• [Task details]: Images do not belong in the copy. Retype all the entries below exactly.

··· Extracted material

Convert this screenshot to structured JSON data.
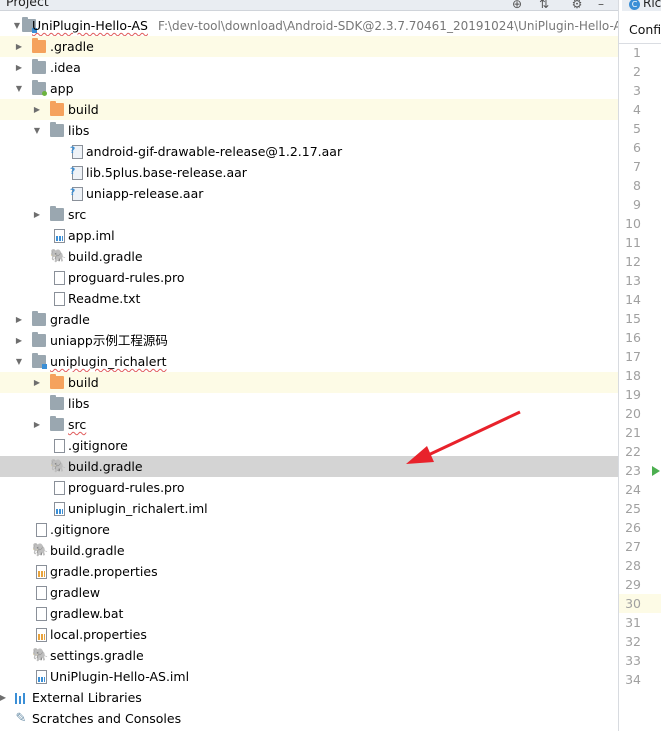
{
  "panel": {
    "title": "Project",
    "icons": [
      "globe-icon",
      "collapse-all-icon",
      "gear-icon",
      "minimize-icon"
    ]
  },
  "tree": [
    {
      "label": "UniPlugin-Hello-AS",
      "path": "F:\\dev-tool\\download\\Android-SDK@2.3.7.70461_20191024\\UniPlugin-Hello-AS",
      "icon": "module-folder-icon",
      "expanded": true
    },
    {
      "label": ".gradle",
      "icon": "folder-icon",
      "expanded": false
    },
    {
      "label": ".idea",
      "icon": "folder-icon",
      "expanded": false
    },
    {
      "label": "app",
      "icon": "module-folder-icon",
      "expanded": true
    },
    {
      "label": "build",
      "icon": "folder-icon",
      "expanded": false
    },
    {
      "label": "libs",
      "icon": "folder-icon",
      "expanded": true
    },
    {
      "label": "android-gif-drawable-release@1.2.17.aar",
      "icon": "aar-file-icon"
    },
    {
      "label": "lib.5plus.base-release.aar",
      "icon": "aar-file-icon"
    },
    {
      "label": "uniapp-release.aar",
      "icon": "aar-file-icon"
    },
    {
      "label": "src",
      "icon": "folder-icon",
      "expanded": false
    },
    {
      "label": "app.iml",
      "icon": "iml-file-icon"
    },
    {
      "label": "build.gradle",
      "icon": "gradle-icon"
    },
    {
      "label": "proguard-rules.pro",
      "icon": "text-file-icon"
    },
    {
      "label": "Readme.txt",
      "icon": "text-file-icon"
    },
    {
      "label": "gradle",
      "icon": "folder-icon",
      "expanded": false
    },
    {
      "label": "uniapp示例工程源码",
      "icon": "folder-icon",
      "expanded": false
    },
    {
      "label": "uniplugin_richalert",
      "icon": "module-folder-icon",
      "expanded": true
    },
    {
      "label": "build",
      "icon": "folder-icon",
      "expanded": false
    },
    {
      "label": "libs",
      "icon": "folder-icon"
    },
    {
      "label": "src",
      "icon": "folder-icon",
      "expanded": false
    },
    {
      "label": ".gitignore",
      "icon": "text-file-icon"
    },
    {
      "label": "build.gradle",
      "icon": "gradle-icon",
      "selected": true
    },
    {
      "label": "proguard-rules.pro",
      "icon": "text-file-icon"
    },
    {
      "label": "uniplugin_richalert.iml",
      "icon": "iml-file-icon"
    },
    {
      "label": ".gitignore",
      "icon": "text-file-icon"
    },
    {
      "label": "build.gradle",
      "icon": "gradle-icon"
    },
    {
      "label": "gradle.properties",
      "icon": "properties-file-icon"
    },
    {
      "label": "gradlew",
      "icon": "text-file-icon"
    },
    {
      "label": "gradlew.bat",
      "icon": "text-file-icon"
    },
    {
      "label": "local.properties",
      "icon": "properties-file-icon"
    },
    {
      "label": "settings.gradle",
      "icon": "gradle-icon"
    },
    {
      "label": "UniPlugin-Hello-AS.iml",
      "icon": "iml-file-icon"
    },
    {
      "label": "External Libraries",
      "icon": "external-libraries-icon",
      "expanded": false
    },
    {
      "label": "Scratches and Consoles",
      "icon": "scratches-icon"
    }
  ],
  "editor": {
    "tab_label": "Ric",
    "breadcrumb": "Config",
    "line_numbers": [
      "1",
      "2",
      "3",
      "4",
      "5",
      "6",
      "7",
      "8",
      "9",
      "10",
      "11",
      "12",
      "13",
      "14",
      "15",
      "16",
      "17",
      "18",
      "19",
      "20",
      "21",
      "22",
      "23",
      "24",
      "25",
      "26",
      "27",
      "28",
      "29",
      "30",
      "31",
      "32",
      "33",
      "34"
    ],
    "current_line": "30",
    "run_marker_line": "23"
  },
  "colors": {
    "selection": "#d4d4d4",
    "excluded_highlight": "#fdfbe6",
    "annotation_arrow": "#e8222b",
    "accent": "#3b8fd6"
  }
}
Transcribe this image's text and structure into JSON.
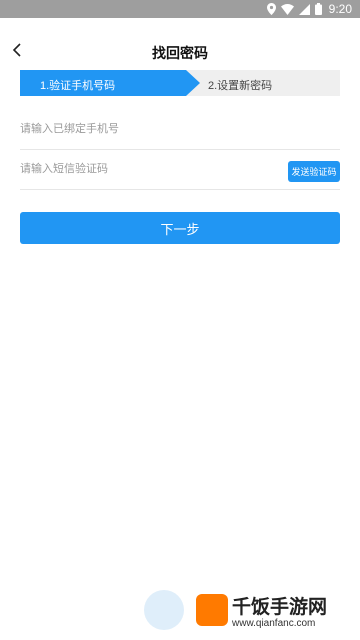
{
  "status_bar": {
    "time": "9:20"
  },
  "header": {
    "title": "找回密码",
    "back_icon": "chevron-left-icon"
  },
  "steps": [
    {
      "label": "1.验证手机号码",
      "active": true
    },
    {
      "label": "2.设置新密码",
      "active": false
    }
  ],
  "form": {
    "phone_placeholder": "请输入已绑定手机号",
    "code_placeholder": "请输入短信验证码",
    "send_code_label": "发送验证码"
  },
  "next_button": {
    "label": "下一步"
  },
  "watermark": {
    "text": "千饭手游网",
    "url": "www.qianfanc.com"
  },
  "colors": {
    "accent": "#2196f3",
    "status_bar": "#9e9e9e",
    "step_inactive": "#efefef"
  }
}
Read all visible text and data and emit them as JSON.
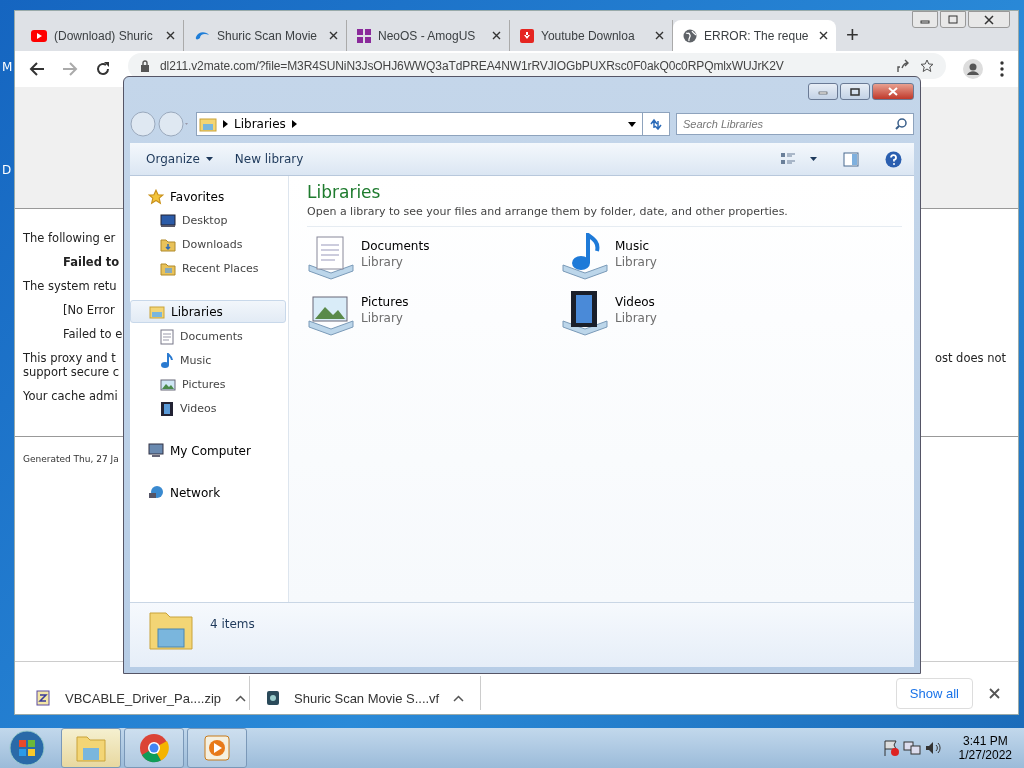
{
  "desktop": {
    "labels": [
      "M",
      "D"
    ]
  },
  "browser": {
    "tabs": [
      {
        "label": "(Download) Shuric",
        "selected": false
      },
      {
        "label": "Shuric Scan Movie",
        "selected": false
      },
      {
        "label": "NeoOS - AmogUS",
        "selected": false
      },
      {
        "label": "Youtube Downloa",
        "selected": false
      },
      {
        "label": "ERROR: The reque",
        "selected": true
      }
    ],
    "new_tab": "+",
    "address": "dl211.v2mate.com/?file=M3R4SUNiN3JsOHJ6WWQ3aTdPREA4NW1rRVJIOGbPUXRsc0F0akQ0c0RPQmlxWUJrK2V",
    "page": {
      "lines": [
        {
          "text": "The following er",
          "indent": false,
          "bold": false
        },
        {
          "text": "Failed to",
          "indent": true,
          "bold": true
        },
        {
          "text": "The system retu",
          "indent": false,
          "bold": false
        },
        {
          "text": "[No Error",
          "indent": true,
          "bold": false
        },
        {
          "text": "Failed to e",
          "indent": true,
          "bold": false
        },
        {
          "text": "This proxy and t",
          "continuation": "support secure c",
          "indent": false,
          "bold": false,
          "right": "ost does not"
        },
        {
          "text": "Your cache admi",
          "indent": false,
          "bold": false
        }
      ],
      "footer": "Generated Thu, 27 Ja"
    },
    "downloads": [
      {
        "name": "VBCABLE_Driver_Pa....zip"
      },
      {
        "name": "Shuric Scan Movie S....vf"
      }
    ],
    "show_all": "Show all"
  },
  "explorer": {
    "breadcrumb": "Libraries",
    "search_placeholder": "Search Libraries",
    "commands": [
      "Organize",
      "New library"
    ],
    "nav": [
      {
        "label": "Favorites",
        "selected": false,
        "children": [
          {
            "label": "Desktop",
            "selected": false
          },
          {
            "label": "Downloads",
            "selected": false
          },
          {
            "label": "Recent Places",
            "selected": false
          }
        ]
      },
      {
        "label": "Libraries",
        "selected": true,
        "children": [
          {
            "label": "Documents",
            "selected": false
          },
          {
            "label": "Music",
            "selected": false
          },
          {
            "label": "Pictures",
            "selected": false
          },
          {
            "label": "Videos",
            "selected": false
          }
        ]
      },
      {
        "label": "My Computer",
        "selected": false
      },
      {
        "label": "Network",
        "selected": false
      }
    ],
    "heading": "Libraries",
    "subheading": "Open a library to see your files and arrange them by folder, date, and other properties.",
    "libraries": [
      {
        "name": "Documents",
        "type": "Library"
      },
      {
        "name": "Music",
        "type": "Library"
      },
      {
        "name": "Pictures",
        "type": "Library"
      },
      {
        "name": "Videos",
        "type": "Library"
      }
    ],
    "details": "4 items"
  },
  "taskbar": {
    "apps": [
      {
        "selected": true
      },
      {
        "selected": false
      },
      {
        "selected": false
      }
    ],
    "time": "3:41 PM",
    "date": "1/27/2022"
  }
}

······

• [Response to the exercise]:
Convert this screenshot to structured JSON data.
{
  "panel": {
    "title": "Project",
    "icons": [
      "globe-icon",
      "collapse-all-icon",
      "gear-icon",
      "minimize-icon"
    ]
  },
  "tree": [
    {
      "label": "UniPlugin-Hello-AS",
      "path": "F:\\dev-tool\\download\\Android-SDK@2.3.7.70461_20191024\\UniPlugin-Hello-AS",
      "icon": "module-folder-icon",
      "expanded": true
    },
    {
      "label": ".gradle",
      "icon": "folder-icon",
      "expanded": false
    },
    {
      "label": ".idea",
      "icon": "folder-icon",
      "expanded": false
    },
    {
      "label": "app",
      "icon": "module-folder-icon",
      "expanded": true
    },
    {
      "label": "build",
      "icon": "folder-icon",
      "expanded": false
    },
    {
      "label": "libs",
      "icon": "folder-icon",
      "expanded": true
    },
    {
      "label": "android-gif-drawable-release@1.2.17.aar",
      "icon": "aar-file-icon"
    },
    {
      "label": "lib.5plus.base-release.aar",
      "icon": "aar-file-icon"
    },
    {
      "label": "uniapp-release.aar",
      "icon": "aar-file-icon"
    },
    {
      "label": "src",
      "icon": "folder-icon",
      "expanded": false
    },
    {
      "label": "app.iml",
      "icon": "iml-file-icon"
    },
    {
      "label": "build.gradle",
      "icon": "gradle-icon"
    },
    {
      "label": "proguard-rules.pro",
      "icon": "text-file-icon"
    },
    {
      "label": "Readme.txt",
      "icon": "text-file-icon"
    },
    {
      "label": "gradle",
      "icon": "folder-icon",
      "expanded": false
    },
    {
      "label": "uniapp示例工程源码",
      "icon": "folder-icon",
      "expanded": false
    },
    {
      "label": "uniplugin_richalert",
      "icon": "module-folder-icon",
      "expanded": true
    },
    {
      "label": "build",
      "icon": "folder-icon",
      "expanded": false
    },
    {
      "label": "libs",
      "icon": "folder-icon"
    },
    {
      "label": "src",
      "icon": "folder-icon",
      "expanded": false
    },
    {
      "label": ".gitignore",
      "icon": "text-file-icon"
    },
    {
      "label": "build.gradle",
      "icon": "gradle-icon",
      "selected": true
    },
    {
      "label": "proguard-rules.pro",
      "icon": "text-file-icon"
    },
    {
      "label": "uniplugin_richalert.iml",
      "icon": "iml-file-icon"
    },
    {
      "label": ".gitignore",
      "icon": "text-file-icon"
    },
    {
      "label": "build.gradle",
      "icon": "gradle-icon"
    },
    {
      "label": "gradle.properties",
      "icon": "properties-file-icon"
    },
    {
      "label": "gradlew",
      "icon": "text-file-icon"
    },
    {
      "label": "gradlew.bat",
      "icon": "text-file-icon"
    },
    {
      "label": "local.properties",
      "icon": "properties-file-icon"
    },
    {
      "label": "settings.gradle",
      "icon": "gradle-icon"
    },
    {
      "label": "UniPlugin-Hello-AS.iml",
      "icon": "iml-file-icon"
    },
    {
      "label": "External Libraries",
      "icon": "external-libraries-icon",
      "expanded": false
    },
    {
      "label": "Scratches and Consoles",
      "icon": "scratches-icon"
    }
  ],
  "editor": {
    "tab_label": "Ric",
    "breadcrumb": "Config",
    "line_numbers": [
      "1",
      "2",
      "3",
      "4",
      "5",
      "6",
      "7",
      "8",
      "9",
      "10",
      "11",
      "12",
      "13",
      "14",
      "15",
      "16",
      "17",
      "18",
      "19",
      "20",
      "21",
      "22",
      "23",
      "24",
      "25",
      "26",
      "27",
      "28",
      "29",
      "30",
      "31",
      "32",
      "33",
      "34"
    ],
    "current_line": "30",
    "run_marker_line": "23"
  },
  "colors": {
    "selection": "#d4d4d4",
    "excluded_highlight": "#fdfbe6",
    "annotation_arrow": "#e8222b",
    "accent": "#3b8fd6"
  }
}
Transcribe this image's text and structure into JSON.
{
  "status_bar": {
    "time": "9:20"
  },
  "header": {
    "title": "找回密码",
    "back_icon": "chevron-left-icon"
  },
  "steps": [
    {
      "label": "1.验证手机号码",
      "active": true
    },
    {
      "label": "2.设置新密码",
      "active": false
    }
  ],
  "form": {
    "phone_placeholder": "请输入已绑定手机号",
    "code_placeholder": "请输入短信验证码",
    "send_code_label": "发送验证码"
  },
  "next_button": {
    "label": "下一步"
  },
  "watermark": {
    "text": "千饭手游网",
    "url": "www.qianfanc.com"
  },
  "colors": {
    "accent": "#2196f3",
    "status_bar": "#9e9e9e",
    "step_inactive": "#efefef"
  }
}
Read all visible text and data and emit them as JSON.
{
  "desktop": {
    "labels": [
      "M",
      "D"
    ]
  },
  "browser": {
    "tabs": [
      {
        "label": "(Download) Shuric",
        "selected": false
      },
      {
        "label": "Shuric Scan Movie",
        "selected": false
      },
      {
        "label": "NeoOS - AmogUS",
        "selected": false
      },
      {
        "label": "Youtube Downloa",
        "selected": false
      },
      {
        "label": "ERROR: The reque",
        "selected": true
      }
    ],
    "new_tab": "+",
    "address": "dl211.v2mate.com/?file=M3R4SUNiN3JsOHJ6WWQ3aTdPREA4NW1rRVJIOGbPUXRsc0F0akQ0c0RPQmlxWUJrK2V",
    "page": {
      "lines": [
        {
          "text": "The following er",
          "indent": false,
          "bold": false
        },
        {
          "text": "Failed to",
          "indent": true,
          "bold": true
        },
        {
          "text": "The system retu",
          "indent": false,
          "bold": false
        },
        {
          "text": "[No Error",
          "indent": true,
          "bold": false
        },
        {
          "text": "Failed to e",
          "indent": true,
          "bold": false
        },
        {
          "text": "This proxy and t",
          "continuation": "support secure c",
          "indent": false,
          "bold": false,
          "right": "ost does not"
        },
        {
          "text": "Your cache admi",
          "indent": false,
          "bold": false
        }
      ],
      "footer": "Generated Thu, 27 Ja"
    },
    "downloads": [
      {
        "name": "VBCABLE_Driver_Pa....zip"
      },
      {
        "name": "Shuric Scan Movie S....vf"
      }
    ],
    "show_all": "Show all"
  },
  "explorer": {
    "breadcrumb": "Libraries",
    "search_placeholder": "Search Libraries",
    "commands": [
      "Organize",
      "New library"
    ],
    "nav": [
      {
        "label": "Favorites",
        "selected": false,
        "children": [
          {
            "label": "Desktop",
            "selected": false
          },
          {
            "label": "Downloads",
            "selected": false
          },
          {
            "label": "Recent Places",
            "selected": false
          }
        ]
      },
      {
        "label": "Libraries",
        "selected": true,
        "children": [
          {
            "label": "Documents",
            "selected": false
          },
          {
            "label": "Music",
            "selected": false
          },
          {
            "label": "Pictures",
            "selected": false
          },
          {
            "label": "Videos",
            "selected": false
          }
        ]
      },
      {
        "label": "My Computer",
        "selected": false
      },
      {
        "label": "Network",
        "selected": false
      }
    ],
    "heading": "Libraries",
    "subheading": "Open a library to see your files and arrange them by folder, date, and other properties.",
    "libraries": [
      {
        "name": "Documents",
        "type": "Library"
      },
      {
        "name": "Music",
        "type": "Library"
      },
      {
        "name": "Pictures",
        "type": "Library"
      },
      {
        "name": "Videos",
        "type": "Library"
      }
    ],
    "details": "4 items"
  },
  "taskbar": {
    "apps": [
      {
        "selected": true
      },
      {
        "selected": false
      },
      {
        "selected": false
      }
    ],
    "time": "3:41 PM",
    "date": "1/27/2022"
  }
}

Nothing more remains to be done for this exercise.